Items listed in a dataset:
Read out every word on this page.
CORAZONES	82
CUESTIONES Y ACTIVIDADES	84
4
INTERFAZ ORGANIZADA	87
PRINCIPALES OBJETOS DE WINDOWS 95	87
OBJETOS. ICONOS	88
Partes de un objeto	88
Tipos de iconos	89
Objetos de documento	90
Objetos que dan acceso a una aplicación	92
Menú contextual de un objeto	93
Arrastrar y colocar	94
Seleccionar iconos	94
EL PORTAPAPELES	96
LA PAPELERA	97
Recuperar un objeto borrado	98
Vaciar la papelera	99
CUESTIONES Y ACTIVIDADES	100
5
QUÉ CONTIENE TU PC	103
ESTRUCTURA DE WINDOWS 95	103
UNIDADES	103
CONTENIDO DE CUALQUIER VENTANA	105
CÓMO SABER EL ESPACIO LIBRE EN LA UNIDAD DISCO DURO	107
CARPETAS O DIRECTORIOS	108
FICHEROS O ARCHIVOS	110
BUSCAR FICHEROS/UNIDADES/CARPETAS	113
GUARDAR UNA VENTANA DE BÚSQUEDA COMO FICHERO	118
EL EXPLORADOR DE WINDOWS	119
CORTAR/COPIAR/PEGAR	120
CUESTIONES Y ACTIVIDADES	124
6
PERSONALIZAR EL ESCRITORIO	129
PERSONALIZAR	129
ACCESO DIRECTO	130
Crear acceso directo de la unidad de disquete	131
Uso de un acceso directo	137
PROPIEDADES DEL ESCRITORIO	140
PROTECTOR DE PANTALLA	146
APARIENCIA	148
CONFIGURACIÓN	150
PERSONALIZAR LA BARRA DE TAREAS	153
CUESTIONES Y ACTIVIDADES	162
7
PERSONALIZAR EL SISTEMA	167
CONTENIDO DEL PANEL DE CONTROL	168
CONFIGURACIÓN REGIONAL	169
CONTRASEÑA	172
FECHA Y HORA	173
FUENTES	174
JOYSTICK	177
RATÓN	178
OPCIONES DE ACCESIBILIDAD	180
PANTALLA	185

• [Written task]:
Set out the complete listing exactly as shown.

• [Problem solution]:
Read out every word on this page.
CORAZONES	82
CUESTIONES Y ACTIVIDADES	84
4
INTERFAZ ORGANIZADA	87
PRINCIPALES OBJETOS DE WINDOWS 95	87
OBJETOS. ICONOS	88
Partes de un objeto	88
Tipos de iconos	89
Objetos de documento	90
Objetos que dan acceso a una aplicación	92
Menú contextual de un objeto	93
Arrastrar y colocar	94
Seleccionar iconos	94
EL PORTAPAPELES	96
LA PAPELERA	97
Recuperar un objeto borrado	98
Vaciar la papelera	99
CUESTIONES Y ACTIVIDADES	100
5
QUÉ CONTIENE TU PC	103
ESTRUCTURA DE WINDOWS 95	103
UNIDADES	103
CONTENIDO DE CUALQUIER VENTANA	105
CÓMO SABER EL ESPACIO LIBRE EN LA UNIDAD DISCO DURO	107
CARPETAS O DIRECTORIOS	108
FICHEROS O ARCHIVOS	110
BUSCAR FICHEROS/UNIDADES/CARPETAS	113
GUARDAR UNA VENTANA DE BÚSQUEDA COMO FICHERO	118
EL EXPLORADOR DE WINDOWS	119
CORTAR/COPIAR/PEGAR	120
CUESTIONES Y ACTIVIDADES	124
6
PERSONALIZAR EL ESCRITORIO	129
PERSONALIZAR	129
ACCESO DIRECTO	130
Crear acceso directo de la unidad de disquete	131
Uso de un acceso directo	137
PROPIEDADES DEL ESCRITORIO	140
PROTECTOR DE PANTALLA	146
APARIENCIA	148
CONFIGURACIÓN	150
PERSONALIZAR LA BARRA DE TAREAS	153
CUESTIONES Y ACTIVIDADES	162
7
PERSONALIZAR EL SISTEMA	167
CONTENIDO DEL PANEL DE CONTROL	168
CONFIGURACIÓN REGIONAL	169
CONTRASEÑA	172
FECHA Y HORA	173
FUENTES	174
JOYSTICK	177
RATÓN	178
OPCIONES DE ACCESIBILIDAD	180
PANTALLA	185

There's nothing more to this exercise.